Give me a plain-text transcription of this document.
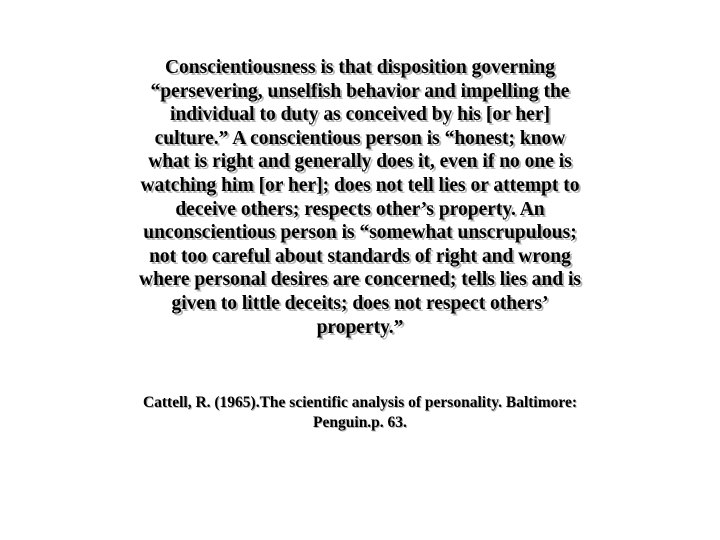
Conscientiousness is that disposition governing
“persevering, unselfish behavior and impelling the
individual to duty as conceived by his [or her]
culture.” A conscientious person is “honest; know
what is right and generally does it, even if no one is
watching him [or her]; does not tell lies or attempt to
deceive others; respects other’s property. An
unconscientious person is “somewhat unscrupulous;
not too careful about standards of right and wrong
where personal desires are concerned; tells lies and is
given to little deceits; does not respect others’
property.”

Cattell, R. (1965).The scientific analysis of personality. Baltimore:
Penguin.p. 63.
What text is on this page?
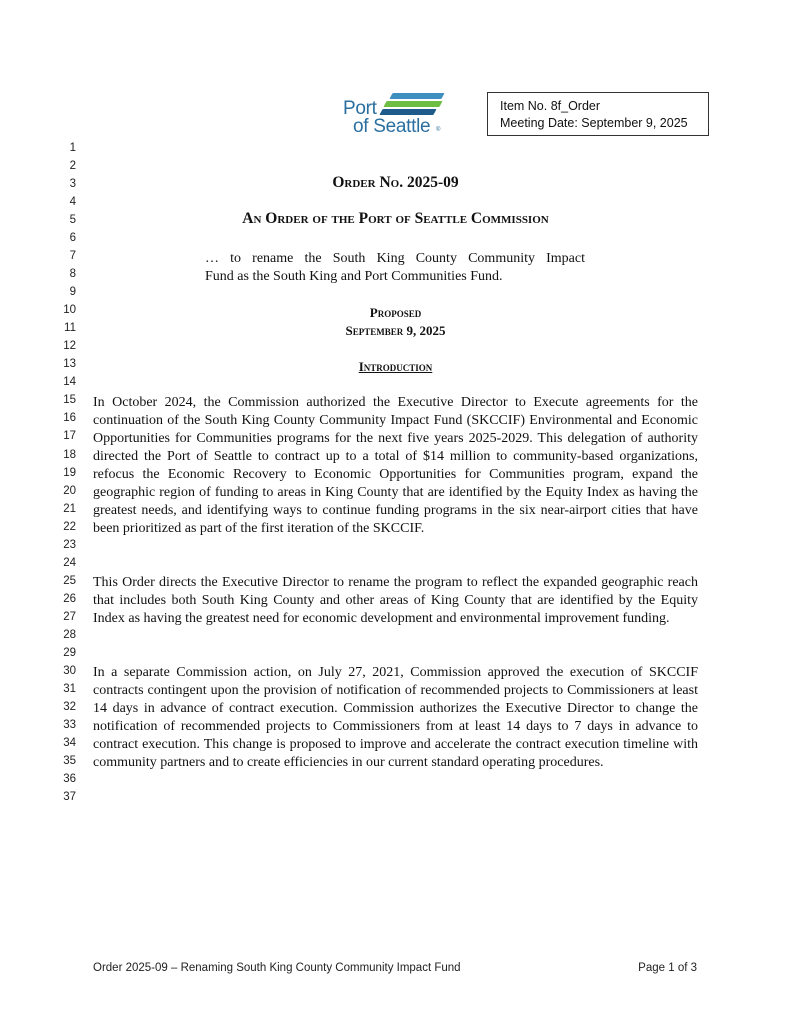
Port
of Seattle ®
Item No. 8f_Order
Meeting Date: September 9, 2025
1
2
3
4
5
6
7
8
9
10
11
12
13
14
15
16
17
18
19
20
21
22
23
24
25
26
27
28
29
30
31
32
33
34
35
36
37
Order No. 2025-09
An Order of the Port of Seattle Commission
… to rename the South King County Community Impact
Fund as the South King and Port Communities Fund.
Proposed
September 9, 2025
Introduction

In October 2024, the Commission authorized the Executive Director to Execute agreements for the continuation of the South King County Community Impact Fund (SKCCIF) Environmental and Economic Opportunities for Communities programs for the next five years 2025-2029. This delegation of authority directed the Port of Seattle to contract up to a total of $14 million to community-based organizations, refocus the Economic Recovery to Economic Opportunities for Communities program, expand the geographic region of funding to areas in King County that are identified by the Equity Index as having the greatest needs, and identifying ways to continue funding programs in the six near-airport cities that have been prioritized as part of the first iteration of the SKCCIF.

This Order directs the Executive Director to rename the program to reflect the expanded geographic reach that includes both South King County and other areas of King County that are identified by the Equity Index as having the greatest need for economic development and environmental improvement funding.

In a separate Commission action, on July 27, 2021, Commission approved the execution of SKCCIF contracts contingent upon the provision of notification of recommended projects to Commissioners at least 14 days in advance of contract execution. Commission authorizes the Executive Director to change the notification of recommended projects to Commissioners from at least 14 days to 7 days in advance to contract execution. This change is proposed to improve and accelerate the contract execution timeline with community partners and to create efficiencies in our current standard operating procedures.

Order 2025-09 – Renaming South King County Community Impact Fund	Page 1 of 3
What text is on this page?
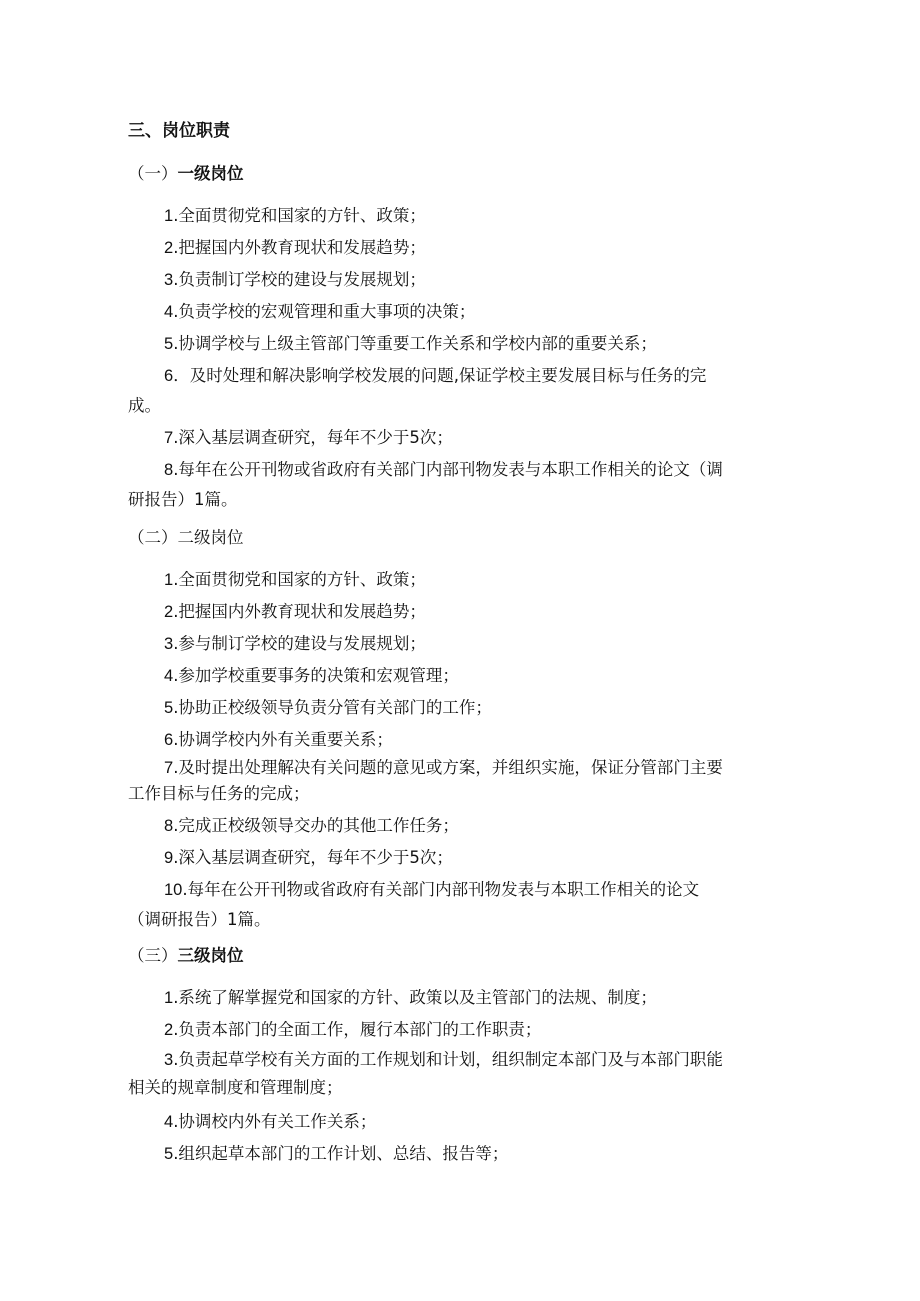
三、岗位职责
（一）一级岗位
1.全面贯彻党和国家的方针、政策；
2.把握国内外教育现状和发展趋势；
3.负责制订学校的建设与发展规划；
4.负责学校的宏观管理和重大事项的决策；
5.协调学校与上级主管部门等重要工作关系和学校内部的重要关系；
6．及时处理和解决影响学校发展的问题,保证学校主要发展目标与任务的完
成。
7.深入基层调查研究，每年不少于5次；
8.每年在公开刊物或省政府有关部门内部刊物发表与本职工作相关的论文（调
研报告）1篇。
（二）二级岗位
1.全面贯彻党和国家的方针、政策；
2.把握国内外教育现状和发展趋势；
3.参与制订学校的建设与发展规划；
4.参加学校重要事务的决策和宏观管理；
5.协助正校级领导负责分管有关部门的工作；
6.协调学校内外有关重要关系；
7.及时提出处理解决有关问题的意见或方案，并组织实施，保证分管部门主要
工作目标与任务的完成；
8.完成正校级领导交办的其他工作任务；
9.深入基层调查研究，每年不少于5次；
10.每年在公开刊物或省政府有关部门内部刊物发表与本职工作相关的论文
（调研报告）1篇。
（三）三级岗位
1.系统了解掌握党和国家的方针、政策以及主管部门的法规、制度；
2.负责本部门的全面工作，履行本部门的工作职责；
3.负责起草学校有关方面的工作规划和计划，组织制定本部门及与本部门职能
相关的规章制度和管理制度；
4.协调校内外有关工作关系；
5.组织起草本部门的工作计划、总结、报告等；
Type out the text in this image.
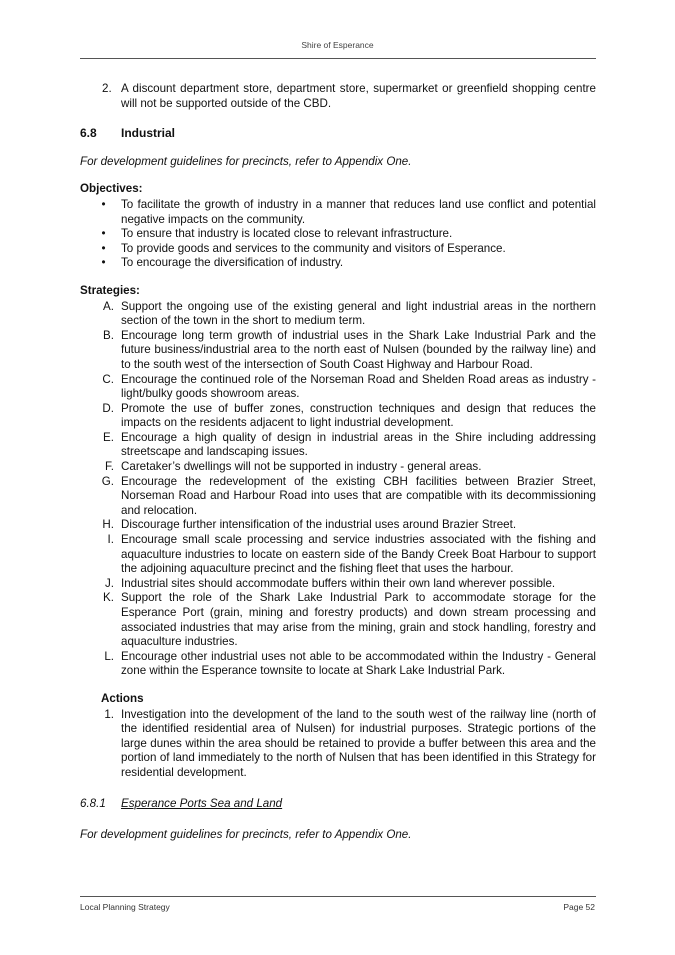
Shire of Esperance
2. A discount department store, department store, supermarket or greenfield shopping centre will not be supported outside of the CBD.
6.8	Industrial
For development guidelines for precincts, refer to Appendix One.
Objectives:
•	To facilitate the growth of industry in a manner that reduces land use conflict and potential negative impacts on the community.
•	To ensure that industry is located close to relevant infrastructure.
•	To provide goods and services to the community and visitors of Esperance.
•	To encourage the diversification of industry.
Strategies:
A. Support the ongoing use of the existing general and light industrial areas in the northern section of the town in the short to medium term.
B. Encourage long term growth of industrial uses in the Shark Lake Industrial Park and the future business/industrial area to the north east of Nulsen (bounded by the railway line) and to the south west of the intersection of South Coast Highway and Harbour Road.
C. Encourage the continued role of the Norseman Road and Shelden Road areas as industry - light/bulky goods showroom areas.
D. Promote the use of buffer zones, construction techniques and design that reduces the impacts on the residents adjacent to light industrial development.
E. Encourage a high quality of design in industrial areas in the Shire including addressing streetscape and landscaping issues.
F. Caretaker’s dwellings will not be supported in industry - general areas.
G. Encourage the redevelopment of the existing CBH facilities between Brazier Street, Norseman Road and Harbour Road into uses that are compatible with its decommissioning and relocation.
H. Discourage further intensification of the industrial uses around Brazier Street.
I. Encourage small scale processing and service industries associated with the fishing and aquaculture industries to locate on eastern side of the Bandy Creek Boat Harbour to support the adjoining aquaculture precinct and the fishing fleet that uses the harbour.
J. Industrial sites should accommodate buffers within their own land wherever possible.
K. Support the role of the Shark Lake Industrial Park to accommodate storage for the Esperance Port (grain, mining and forestry products) and down stream processing and associated industries that may arise from the mining, grain and stock handling, forestry and aquaculture industries.
L. Encourage other industrial uses not able to be accommodated within the Industry - General zone within the Esperance townsite to locate at Shark Lake Industrial Park.
Actions
1. Investigation into the development of the land to the south west of the railway line (north of the identified residential area of Nulsen) for industrial purposes. Strategic portions of the large dunes within the area should be retained to provide a buffer between this area and the portion of land immediately to the north of Nulsen that has been identified in this Strategy for residential development.
6.8.1	Esperance Ports Sea and Land
For development guidelines for precincts, refer to Appendix One.
Local Planning Strategy	Page 52
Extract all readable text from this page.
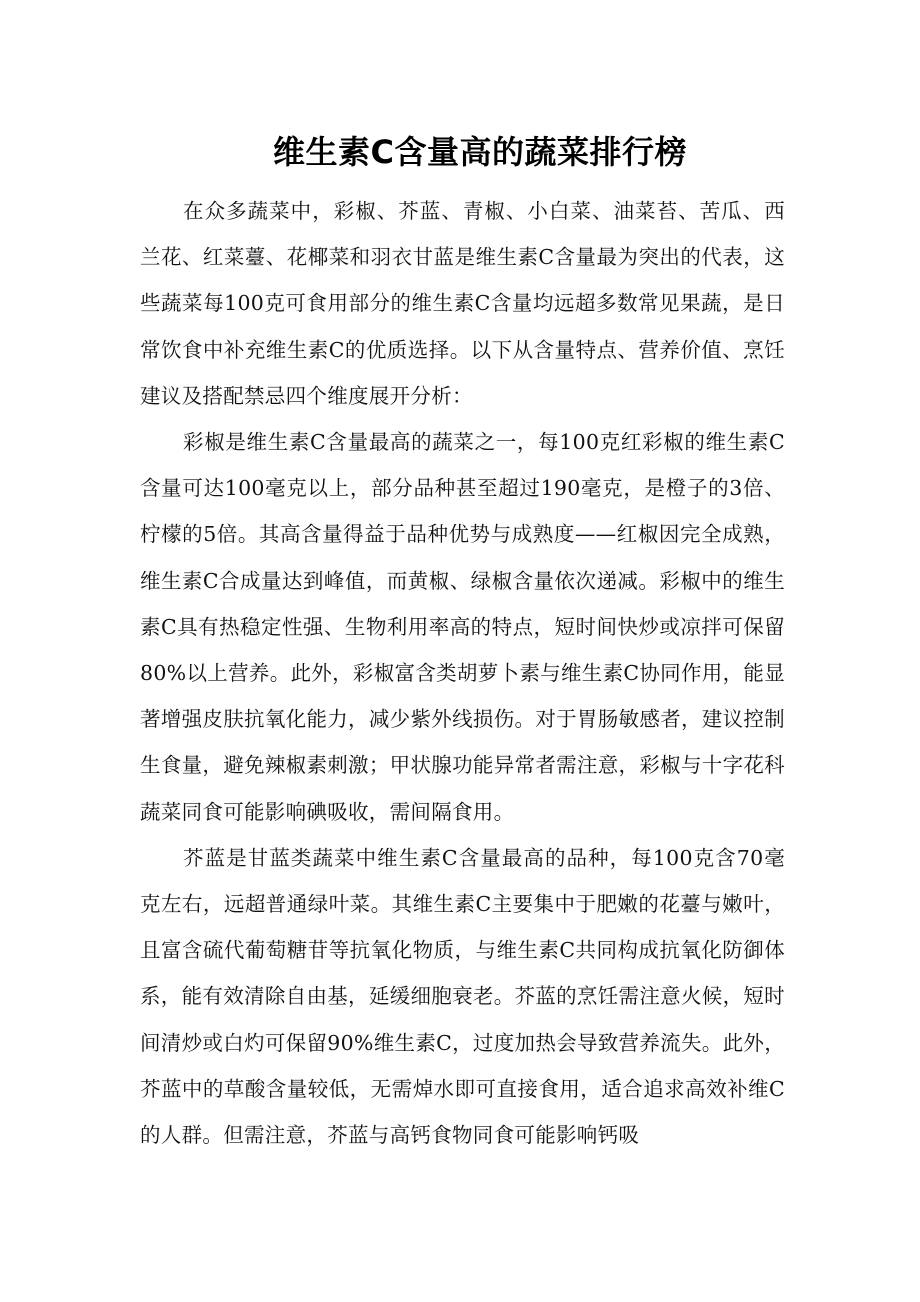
维生素C含量高的蔬菜排行榜

在众多蔬菜中，彩椒、芥蓝、青椒、小白菜、油菜苔、苦瓜、西兰花、红菜薹、花椰菜和羽衣甘蓝是维生素C含量最为突出的代表，这些蔬菜每100克可食用部分的维生素C含量均远超多数常见果蔬，是日常饮食中补充维生素C的优质选择。以下从含量特点、营养价值、烹饪建议及搭配禁忌四个维度展开分析：

彩椒是维生素C含量最高的蔬菜之一，每100克红彩椒的维生素C含量可达100毫克以上，部分品种甚至超过190毫克，是橙子的3倍、柠檬的5倍。其高含量得益于品种优势与成熟度——红椒因完全成熟，维生素C合成量达到峰值，而黄椒、绿椒含量依次递减。彩椒中的维生素C具有热稳定性强、生物利用率高的特点，短时间快炒或凉拌可保留80%以上营养。此外，彩椒富含类胡萝卜素与维生素C协同作用，能显著增强皮肤抗氧化能力，减少紫外线损伤。对于胃肠敏感者，建议控制生食量，避免辣椒素刺激；甲状腺功能异常者需注意，彩椒与十字花科蔬菜同食可能影响碘吸收，需间隔食用。

芥蓝是甘蓝类蔬菜中维生素C含量最高的品种，每100克含70毫克左右，远超普通绿叶菜。其维生素C主要集中于肥嫩的花薹与嫩叶，且富含硫代葡萄糖苷等抗氧化物质，与维生素C共同构成抗氧化防御体系，能有效清除自由基，延缓细胞衰老。芥蓝的烹饪需注意火候，短时间清炒或白灼可保留90%维生素C，过度加热会导致营养流失。此外，芥蓝中的草酸含量较低，无需焯水即可直接食用，适合追求高效补维C的人群。但需注意，芥蓝与高钙食物同食可能影响钙吸
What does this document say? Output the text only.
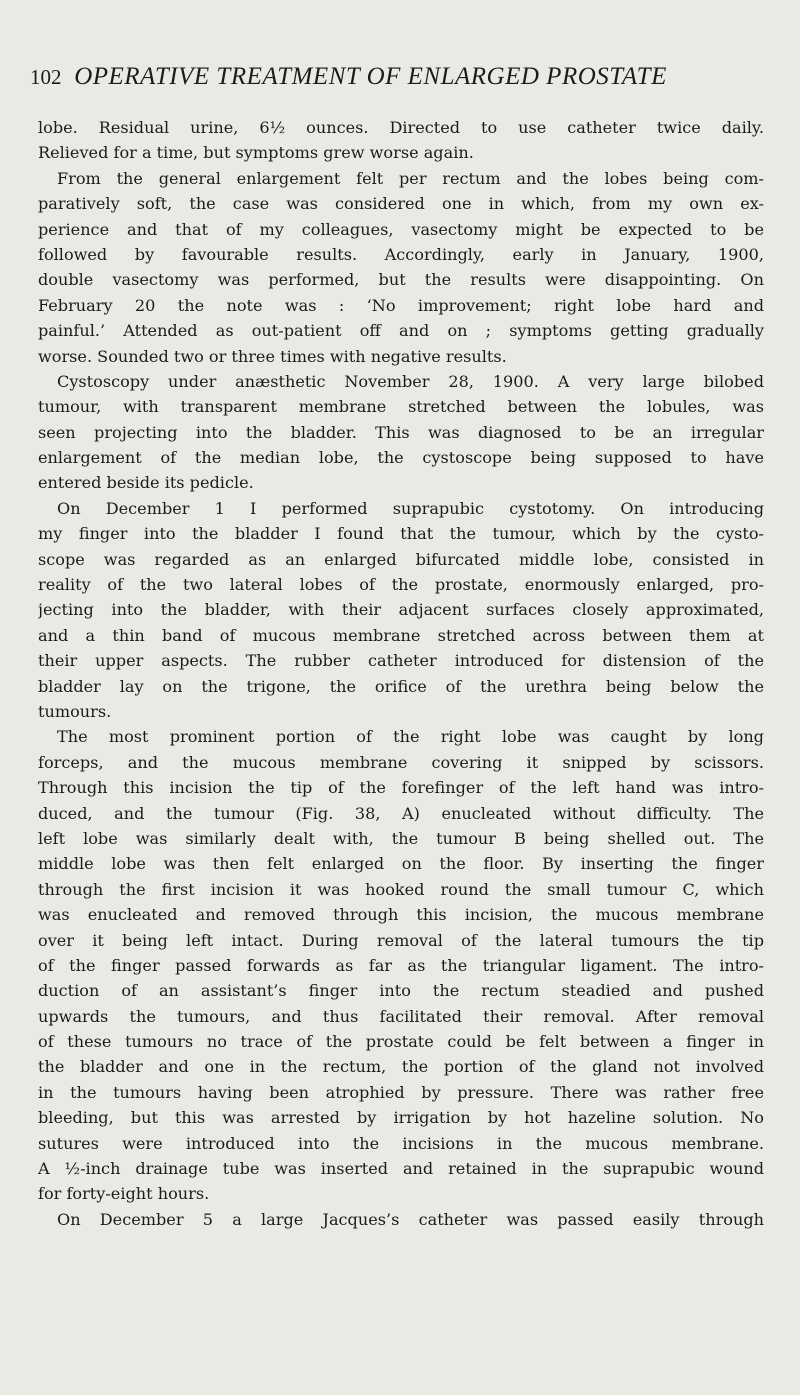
102 OPERATIVE TREATMENT OF ENLARGED PROSTATE
lobe. Residual urine, 6½ ounces. Directed to use catheter twice daily.
Relieved for a time, but symptoms grew worse again.
From the general enlargement felt per rectum and the lobes being com-
paratively soft, the case was considered one in which, from my own ex-
perience and that of my colleagues, vasectomy might be expected to be
followed by favourable results. Accordingly, early in January, 1900,
double vasectomy was performed, but the results were disappointing. On
February 20 the note was : ‘No improvement; right lobe hard and
painful.’ Attended as out-patient off and on ; symptoms getting gradually
worse. Sounded two or three times with negative results.
Cystoscopy under anæsthetic November 28, 1900. A very large bilobed
tumour, with transparent membrane stretched between the lobules, was
seen projecting into the bladder. This was diagnosed to be an irregular
enlargement of the median lobe, the cystoscope being supposed to have
entered beside its pedicle.
On December 1 I performed suprapubic cystotomy. On introducing
my finger into the bladder I found that the tumour, which by the cysto-
scope was regarded as an enlarged bifurcated middle lobe, consisted in
reality of the two lateral lobes of the prostate, enormously enlarged, pro-
jecting into the bladder, with their adjacent surfaces closely approximated,
and a thin band of mucous membrane stretched across between them at
their upper aspects. The rubber catheter introduced for distension of the
bladder lay on the trigone, the orifice of the urethra being below the
tumours.
The most prominent portion of the right lobe was caught by long
forceps, and the mucous membrane covering it snipped by scissors.
Through this incision the tip of the forefinger of the left hand was intro-
duced, and the tumour (Fig. 38, A) enucleated without difficulty. The
left lobe was similarly dealt with, the tumour B being shelled out. The
middle lobe was then felt enlarged on the floor. By inserting the finger
through the first incision it was hooked round the small tumour C, which
was enucleated and removed through this incision, the mucous membrane
over it being left intact. During removal of the lateral tumours the tip
of the finger passed forwards as far as the triangular ligament. The intro-
duction of an assistant’s finger into the rectum steadied and pushed
upwards the tumours, and thus facilitated their removal. After removal
of these tumours no trace of the prostate could be felt between a finger in
the bladder and one in the rectum, the portion of the gland not involved
in the tumours having been atrophied by pressure. There was rather free
bleeding, but this was arrested by irrigation by hot hazeline solution. No
sutures were introduced into the incisions in the mucous membrane.
A ½-inch drainage tube was inserted and retained in the suprapubic wound
for forty-eight hours.
On December 5 a large Jacques’s catheter was passed easily through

-*-

Using the records above, list each line that includes "term".

*Written answer*.
A. Support the ongoing use of the existing general and light industrial areas in the northern section of the town in the short to medium term.
B. Encourage long term growth of industrial uses in the Shark Lake Industrial Park and the future business/industrial area to the north east of Nulsen (bounded by the railway line) and to the south west of the intersection of South Coast Highway and Harbour Road.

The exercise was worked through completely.